Task requirements
Check every line of the entries that follow, and copy the ones containing "minmax".

** Start Excerpted data **

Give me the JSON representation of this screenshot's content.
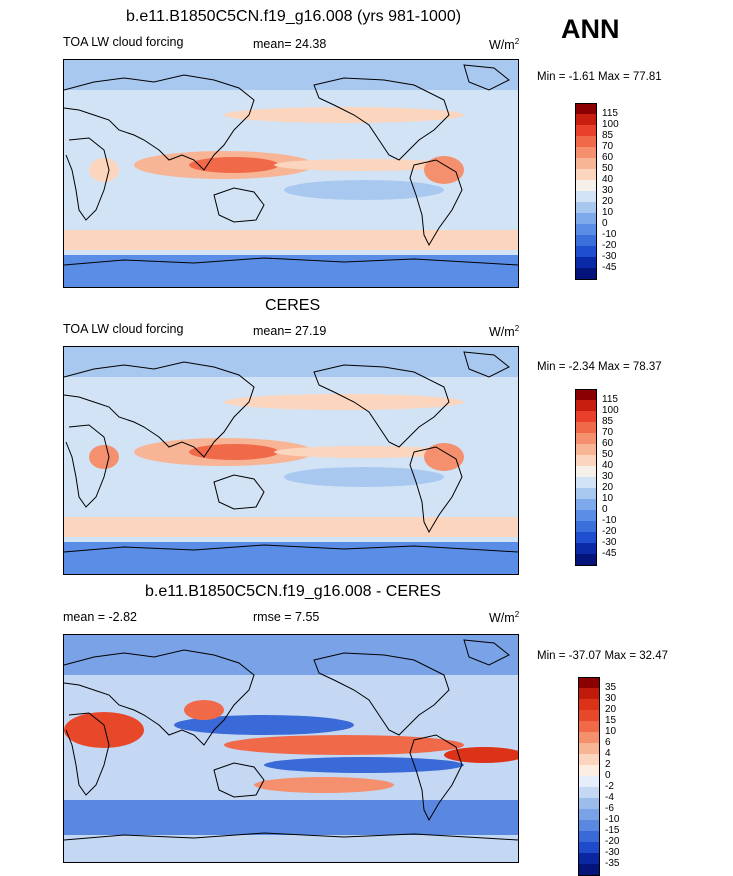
{
  "season": "ANN",
  "panels": [
    {
      "title": "b.e11.B1850C5CN.f19_g16.008 (yrs 981-1000)",
      "left_label": "TOA LW cloud forcing",
      "mid_label": "mean=  24.38",
      "units": "W/m",
      "units_sup": "2",
      "minmax": "Min =  -1.61 Max =  77.81",
      "levels": [
        "115",
        "100",
        "85",
        "70",
        "60",
        "50",
        "40",
        "30",
        "20",
        "10",
        "0",
        "-10",
        "-20",
        "-30",
        "-45"
      ],
      "colors": [
        "#8b0000",
        "#c81e10",
        "#e8402a",
        "#f06a4a",
        "#f5906e",
        "#f8b596",
        "#fbd5bd",
        "#f5f0ea",
        "#d2e3f6",
        "#a8c8f0",
        "#7ea9ea",
        "#5a8de5",
        "#3a6fdc",
        "#1f4fd0",
        "#0a2aa8",
        "#05147a"
      ]
    },
    {
      "title": "CERES",
      "left_label": "TOA LW cloud forcing",
      "mid_label": "mean=  27.19",
      "units": "W/m",
      "units_sup": "2",
      "minmax": "Min =  -2.34 Max =  78.37",
      "levels": [
        "115",
        "100",
        "85",
        "70",
        "60",
        "50",
        "40",
        "30",
        "20",
        "10",
        "0",
        "-10",
        "-20",
        "-30",
        "-45"
      ],
      "colors": [
        "#8b0000",
        "#c81e10",
        "#e8402a",
        "#f06a4a",
        "#f5906e",
        "#f8b596",
        "#fbd5bd",
        "#f5f0ea",
        "#d2e3f6",
        "#a8c8f0",
        "#7ea9ea",
        "#5a8de5",
        "#3a6fdc",
        "#1f4fd0",
        "#0a2aa8",
        "#05147a"
      ]
    },
    {
      "title": "b.e11.B1850C5CN.f19_g16.008 - CERES",
      "left_label": "mean =  -2.82",
      "mid_label": "rmse =   7.55",
      "units": "W/m",
      "units_sup": "2",
      "minmax": "Min = -37.07 Max =  32.47",
      "levels": [
        "35",
        "30",
        "20",
        "15",
        "10",
        "6",
        "4",
        "2",
        "0",
        "-2",
        "-4",
        "-6",
        "-10",
        "-15",
        "-20",
        "-30",
        "-35"
      ],
      "colors": [
        "#8b0000",
        "#c01a0a",
        "#dc3218",
        "#e8482a",
        "#f06a4a",
        "#f5906e",
        "#f8b596",
        "#fbd5bd",
        "#fdeee4",
        "#e6eefb",
        "#c4d8f4",
        "#9cbcec",
        "#7aa2e6",
        "#5a88e0",
        "#3a6ad8",
        "#1f4acb",
        "#0a26a0",
        "#05147a"
      ]
    }
  ]
}
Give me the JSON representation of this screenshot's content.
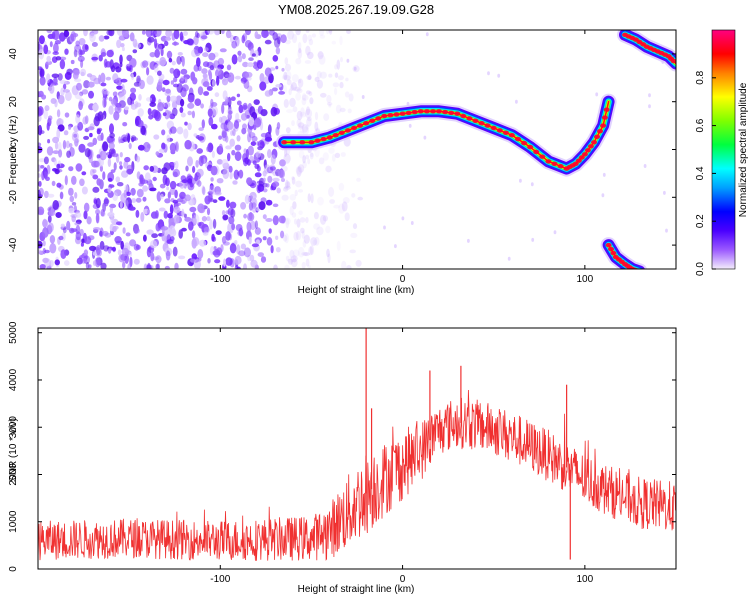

** End Excerpted data **

Answer to this exercise
      "minmax": "Min =  -1.61 Max =  77.81",
      "minmax": "Min =  -2.34 Max =  78.37",
      "minmax": "Min = -37.07 Max =  32.47",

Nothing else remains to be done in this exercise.